= What the task asks =
Output all of the data below exactly as given.

= Records about charts and figures =

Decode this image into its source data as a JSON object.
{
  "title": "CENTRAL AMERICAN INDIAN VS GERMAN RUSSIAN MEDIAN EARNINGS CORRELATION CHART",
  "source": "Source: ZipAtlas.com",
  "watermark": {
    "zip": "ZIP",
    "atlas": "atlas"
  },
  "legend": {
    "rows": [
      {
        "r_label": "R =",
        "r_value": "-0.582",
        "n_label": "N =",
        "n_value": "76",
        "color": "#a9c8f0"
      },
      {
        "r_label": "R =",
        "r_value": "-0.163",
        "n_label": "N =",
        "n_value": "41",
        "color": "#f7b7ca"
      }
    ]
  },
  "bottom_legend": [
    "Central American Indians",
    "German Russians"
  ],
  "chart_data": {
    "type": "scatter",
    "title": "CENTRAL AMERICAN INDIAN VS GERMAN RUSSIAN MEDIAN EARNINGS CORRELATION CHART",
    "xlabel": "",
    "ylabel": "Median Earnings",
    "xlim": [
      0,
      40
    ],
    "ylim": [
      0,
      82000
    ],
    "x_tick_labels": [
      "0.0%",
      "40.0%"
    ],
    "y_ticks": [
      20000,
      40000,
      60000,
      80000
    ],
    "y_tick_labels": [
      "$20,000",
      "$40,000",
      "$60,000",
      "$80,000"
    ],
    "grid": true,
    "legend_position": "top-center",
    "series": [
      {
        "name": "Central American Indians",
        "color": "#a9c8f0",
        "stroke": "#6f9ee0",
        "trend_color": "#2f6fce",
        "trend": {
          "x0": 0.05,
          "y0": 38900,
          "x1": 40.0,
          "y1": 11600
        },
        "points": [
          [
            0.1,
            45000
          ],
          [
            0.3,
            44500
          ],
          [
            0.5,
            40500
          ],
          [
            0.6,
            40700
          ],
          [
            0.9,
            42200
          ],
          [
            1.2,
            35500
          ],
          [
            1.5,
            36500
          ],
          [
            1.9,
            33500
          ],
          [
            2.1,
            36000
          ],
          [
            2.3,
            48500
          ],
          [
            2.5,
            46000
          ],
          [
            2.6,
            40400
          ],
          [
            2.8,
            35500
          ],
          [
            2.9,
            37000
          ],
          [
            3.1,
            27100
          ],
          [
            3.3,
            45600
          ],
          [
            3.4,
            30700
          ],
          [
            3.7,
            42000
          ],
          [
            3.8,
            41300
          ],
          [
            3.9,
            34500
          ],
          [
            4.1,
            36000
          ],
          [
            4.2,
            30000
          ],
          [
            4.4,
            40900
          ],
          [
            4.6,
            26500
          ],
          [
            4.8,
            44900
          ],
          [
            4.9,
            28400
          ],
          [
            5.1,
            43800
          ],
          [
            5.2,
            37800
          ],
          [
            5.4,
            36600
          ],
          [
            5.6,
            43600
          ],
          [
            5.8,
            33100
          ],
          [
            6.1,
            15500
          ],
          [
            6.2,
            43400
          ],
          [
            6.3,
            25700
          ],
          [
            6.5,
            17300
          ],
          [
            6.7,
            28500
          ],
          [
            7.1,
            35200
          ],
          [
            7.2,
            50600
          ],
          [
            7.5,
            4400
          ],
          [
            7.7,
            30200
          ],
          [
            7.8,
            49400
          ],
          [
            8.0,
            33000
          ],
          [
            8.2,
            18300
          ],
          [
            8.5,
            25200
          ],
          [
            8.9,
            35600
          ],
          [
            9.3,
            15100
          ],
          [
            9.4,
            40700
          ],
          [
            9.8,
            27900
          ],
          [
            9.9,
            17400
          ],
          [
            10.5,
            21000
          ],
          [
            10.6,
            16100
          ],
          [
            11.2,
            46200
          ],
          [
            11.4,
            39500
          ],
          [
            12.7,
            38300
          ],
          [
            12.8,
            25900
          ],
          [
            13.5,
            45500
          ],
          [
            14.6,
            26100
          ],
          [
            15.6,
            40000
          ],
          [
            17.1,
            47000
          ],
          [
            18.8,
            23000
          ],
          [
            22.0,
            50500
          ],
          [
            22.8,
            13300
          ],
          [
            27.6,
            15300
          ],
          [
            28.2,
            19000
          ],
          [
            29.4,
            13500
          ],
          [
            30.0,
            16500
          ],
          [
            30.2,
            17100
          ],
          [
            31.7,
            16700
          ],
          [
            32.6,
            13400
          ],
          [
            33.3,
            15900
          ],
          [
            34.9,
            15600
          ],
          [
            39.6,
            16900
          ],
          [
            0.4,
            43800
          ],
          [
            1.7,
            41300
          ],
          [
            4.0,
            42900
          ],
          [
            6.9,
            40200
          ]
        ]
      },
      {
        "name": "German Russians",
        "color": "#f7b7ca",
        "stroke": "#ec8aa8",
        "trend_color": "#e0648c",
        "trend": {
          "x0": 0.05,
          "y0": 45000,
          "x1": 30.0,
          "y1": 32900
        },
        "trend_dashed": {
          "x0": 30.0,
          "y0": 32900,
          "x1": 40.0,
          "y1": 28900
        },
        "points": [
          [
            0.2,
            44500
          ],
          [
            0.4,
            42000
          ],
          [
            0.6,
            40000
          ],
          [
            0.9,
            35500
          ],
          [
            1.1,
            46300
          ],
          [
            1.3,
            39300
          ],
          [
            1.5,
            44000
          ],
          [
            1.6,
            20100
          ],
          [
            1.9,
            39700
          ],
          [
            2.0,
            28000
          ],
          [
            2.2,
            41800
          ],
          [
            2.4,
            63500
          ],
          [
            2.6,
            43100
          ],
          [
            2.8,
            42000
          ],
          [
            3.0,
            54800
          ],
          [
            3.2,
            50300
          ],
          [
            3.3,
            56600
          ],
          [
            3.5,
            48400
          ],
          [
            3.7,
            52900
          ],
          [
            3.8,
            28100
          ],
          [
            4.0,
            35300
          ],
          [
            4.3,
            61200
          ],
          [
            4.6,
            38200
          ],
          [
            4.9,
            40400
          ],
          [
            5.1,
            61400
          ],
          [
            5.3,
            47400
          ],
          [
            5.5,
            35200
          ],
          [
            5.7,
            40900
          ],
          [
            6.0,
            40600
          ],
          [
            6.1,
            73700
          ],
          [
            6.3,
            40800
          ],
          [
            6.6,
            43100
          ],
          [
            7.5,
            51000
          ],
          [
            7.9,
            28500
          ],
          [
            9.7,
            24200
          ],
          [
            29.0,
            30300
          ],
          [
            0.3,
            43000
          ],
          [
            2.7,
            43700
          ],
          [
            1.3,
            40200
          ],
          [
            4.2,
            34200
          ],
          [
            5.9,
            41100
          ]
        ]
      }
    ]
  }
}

= Output below =
Decode this image into its source data as a JSON object.
{
  "title": "CENTRAL AMERICAN INDIAN VS GERMAN RUSSIAN MEDIAN EARNINGS CORRELATION CHART",
  "source": "Source: ZipAtlas.com",
  "watermark": {
    "zip": "ZIP",
    "atlas": "atlas"
  },
  "legend": {
    "rows": [
      {
        "r_label": "R =",
        "r_value": "-0.582",
        "n_label": "N =",
        "n_value": "76",
        "color": "#a9c8f0"
      },
      {
        "r_label": "R =",
        "r_value": "-0.163",
        "n_label": "N =",
        "n_value": "41",
        "color": "#f7b7ca"
      }
    ]
  },
  "bottom_legend": [
    "Central American Indians",
    "German Russians"
  ],
  "chart_data": {
    "type": "scatter",
    "title": "CENTRAL AMERICAN INDIAN VS GERMAN RUSSIAN MEDIAN EARNINGS CORRELATION CHART",
    "xlabel": "",
    "ylabel": "Median Earnings",
    "xlim": [
      0,
      40
    ],
    "ylim": [
      0,
      82000
    ],
    "x_tick_labels": [
      "0.0%",
      "40.0%"
    ],
    "y_ticks": [
      20000,
      40000,
      60000,
      80000
    ],
    "y_tick_labels": [
      "$20,000",
      "$40,000",
      "$60,000",
      "$80,000"
    ],
    "grid": true,
    "legend_position": "top-center",
    "series": [
      {
        "name": "Central American Indians",
        "color": "#a9c8f0",
        "stroke": "#6f9ee0",
        "trend_color": "#2f6fce",
        "trend": {
          "x0": 0.05,
          "y0": 38900,
          "x1": 40.0,
          "y1": 11600
        },
        "points": [
          [
            0.1,
            45000
          ],
          [
            0.3,
            44500
          ],
          [
            0.5,
            40500
          ],
          [
            0.6,
            40700
          ],
          [
            0.9,
            42200
          ],
          [
            1.2,
            35500
          ],
          [
            1.5,
            36500
          ],
          [
            1.9,
            33500
          ],
          [
            2.1,
            36000
          ],
          [
            2.3,
            48500
          ],
          [
            2.5,
            46000
          ],
          [
            2.6,
            40400
          ],
          [
            2.8,
            35500
          ],
          [
            2.9,
            37000
          ],
          [
            3.1,
            27100
          ],
          [
            3.3,
            45600
          ],
          [
            3.4,
            30700
          ],
          [
            3.7,
            42000
          ],
          [
            3.8,
            41300
          ],
          [
            3.9,
            34500
          ],
          [
            4.1,
            36000
          ],
          [
            4.2,
            30000
          ],
          [
            4.4,
            40900
          ],
          [
            4.6,
            26500
          ],
          [
            4.8,
            44900
          ],
          [
            4.9,
            28400
          ],
          [
            5.1,
            43800
          ],
          [
            5.2,
            37800
          ],
          [
            5.4,
            36600
          ],
          [
            5.6,
            43600
          ],
          [
            5.8,
            33100
          ],
          [
            6.1,
            15500
          ],
          [
            6.2,
            43400
          ],
          [
            6.3,
            25700
          ],
          [
            6.5,
            17300
          ],
          [
            6.7,
            28500
          ],
          [
            7.1,
            35200
          ],
          [
            7.2,
            50600
          ],
          [
            7.5,
            4400
          ],
          [
            7.7,
            30200
          ],
          [
            7.8,
            49400
          ],
          [
            8.0,
            33000
          ],
          [
            8.2,
            18300
          ],
          [
            8.5,
            25200
          ],
          [
            8.9,
            35600
          ],
          [
            9.3,
            15100
          ],
          [
            9.4,
            40700
          ],
          [
            9.8,
            27900
          ],
          [
            9.9,
            17400
          ],
          [
            10.5,
            21000
          ],
          [
            10.6,
            16100
          ],
          [
            11.2,
            46200
          ],
          [
            11.4,
            39500
          ],
          [
            12.7,
            38300
          ],
          [
            12.8,
            25900
          ],
          [
            13.5,
            45500
          ],
          [
            14.6,
            26100
          ],
          [
            15.6,
            40000
          ],
          [
            17.1,
            47000
          ],
          [
            18.8,
            23000
          ],
          [
            22.0,
            50500
          ],
          [
            22.8,
            13300
          ],
          [
            27.6,
            15300
          ],
          [
            28.2,
            19000
          ],
          [
            29.4,
            13500
          ],
          [
            30.0,
            16500
          ],
          [
            30.2,
            17100
          ],
          [
            31.7,
            16700
          ],
          [
            32.6,
            13400
          ],
          [
            33.3,
            15900
          ],
          [
            34.9,
            15600
          ],
          [
            39.6,
            16900
          ],
          [
            0.4,
            43800
          ],
          [
            1.7,
            41300
          ],
          [
            4.0,
            42900
          ],
          [
            6.9,
            40200
          ]
        ]
      },
      {
        "name": "German Russians",
        "color": "#f7b7ca",
        "stroke": "#ec8aa8",
        "trend_color": "#e0648c",
        "trend": {
          "x0": 0.05,
          "y0": 45000,
          "x1": 30.0,
          "y1": 32900
        },
        "trend_dashed": {
          "x0": 30.0,
          "y0": 32900,
          "x1": 40.0,
          "y1": 28900
        },
        "points": [
          [
            0.2,
            44500
          ],
          [
            0.4,
            42000
          ],
          [
            0.6,
            40000
          ],
          [
            0.9,
            35500
          ],
          [
            1.1,
            46300
          ],
          [
            1.3,
            39300
          ],
          [
            1.5,
            44000
          ],
          [
            1.6,
            20100
          ],
          [
            1.9,
            39700
          ],
          [
            2.0,
            28000
          ],
          [
            2.2,
            41800
          ],
          [
            2.4,
            63500
          ],
          [
            2.6,
            43100
          ],
          [
            2.8,
            42000
          ],
          [
            3.0,
            54800
          ],
          [
            3.2,
            50300
          ],
          [
            3.3,
            56600
          ],
          [
            3.5,
            48400
          ],
          [
            3.7,
            52900
          ],
          [
            3.8,
            28100
          ],
          [
            4.0,
            35300
          ],
          [
            4.3,
            61200
          ],
          [
            4.6,
            38200
          ],
          [
            4.9,
            40400
          ],
          [
            5.1,
            61400
          ],
          [
            5.3,
            47400
          ],
          [
            5.5,
            35200
          ],
          [
            5.7,
            40900
          ],
          [
            6.0,
            40600
          ],
          [
            6.1,
            73700
          ],
          [
            6.3,
            40800
          ],
          [
            6.6,
            43100
          ],
          [
            7.5,
            51000
          ],
          [
            7.9,
            28500
          ],
          [
            9.7,
            24200
          ],
          [
            29.0,
            30300
          ],
          [
            0.3,
            43000
          ],
          [
            2.7,
            43700
          ],
          [
            1.3,
            40200
          ],
          [
            4.2,
            34200
          ],
          [
            5.9,
            41100
          ]
        ]
      }
    ]
  }
}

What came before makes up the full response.